## What you have to do
Give the number of lines holding the string "JSON", and nothing else.

## Task material
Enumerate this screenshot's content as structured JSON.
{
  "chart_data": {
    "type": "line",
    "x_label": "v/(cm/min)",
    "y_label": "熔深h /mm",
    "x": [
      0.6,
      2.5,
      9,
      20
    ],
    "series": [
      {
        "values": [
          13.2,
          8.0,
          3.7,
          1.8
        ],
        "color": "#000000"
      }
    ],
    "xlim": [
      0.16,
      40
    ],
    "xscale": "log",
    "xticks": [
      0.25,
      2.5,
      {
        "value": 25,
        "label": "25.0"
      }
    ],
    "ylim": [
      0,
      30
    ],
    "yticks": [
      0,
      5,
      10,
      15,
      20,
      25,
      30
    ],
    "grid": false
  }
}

* * *

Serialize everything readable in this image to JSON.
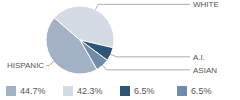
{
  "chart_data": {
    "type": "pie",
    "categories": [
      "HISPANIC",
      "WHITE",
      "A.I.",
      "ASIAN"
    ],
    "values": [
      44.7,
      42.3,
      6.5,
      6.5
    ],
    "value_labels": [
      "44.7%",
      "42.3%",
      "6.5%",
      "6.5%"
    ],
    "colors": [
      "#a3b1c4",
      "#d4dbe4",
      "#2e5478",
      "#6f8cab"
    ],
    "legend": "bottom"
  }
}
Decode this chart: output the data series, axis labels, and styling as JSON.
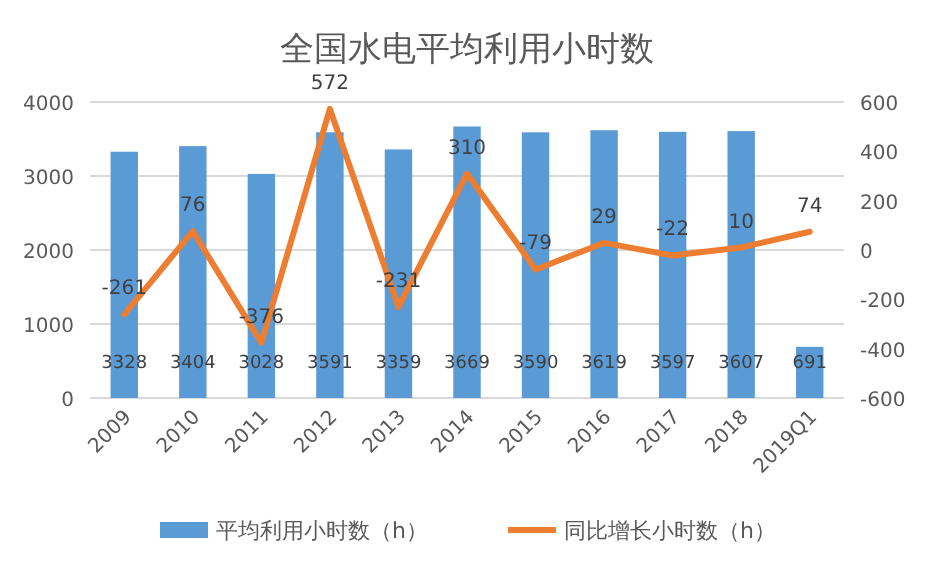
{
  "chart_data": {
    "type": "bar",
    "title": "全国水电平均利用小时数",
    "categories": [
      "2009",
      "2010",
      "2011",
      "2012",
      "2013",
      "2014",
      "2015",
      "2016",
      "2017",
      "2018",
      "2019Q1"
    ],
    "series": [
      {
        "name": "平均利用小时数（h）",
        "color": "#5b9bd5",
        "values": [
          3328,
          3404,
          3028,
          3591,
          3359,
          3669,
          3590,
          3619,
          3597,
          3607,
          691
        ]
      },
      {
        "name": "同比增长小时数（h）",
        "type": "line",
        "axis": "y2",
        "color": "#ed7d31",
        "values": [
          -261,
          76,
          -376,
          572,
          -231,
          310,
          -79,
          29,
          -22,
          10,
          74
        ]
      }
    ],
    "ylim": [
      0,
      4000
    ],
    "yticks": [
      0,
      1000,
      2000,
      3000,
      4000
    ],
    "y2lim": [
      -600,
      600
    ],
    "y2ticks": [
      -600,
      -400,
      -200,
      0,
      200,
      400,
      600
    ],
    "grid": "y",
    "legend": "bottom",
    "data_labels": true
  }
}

## Finished answer
3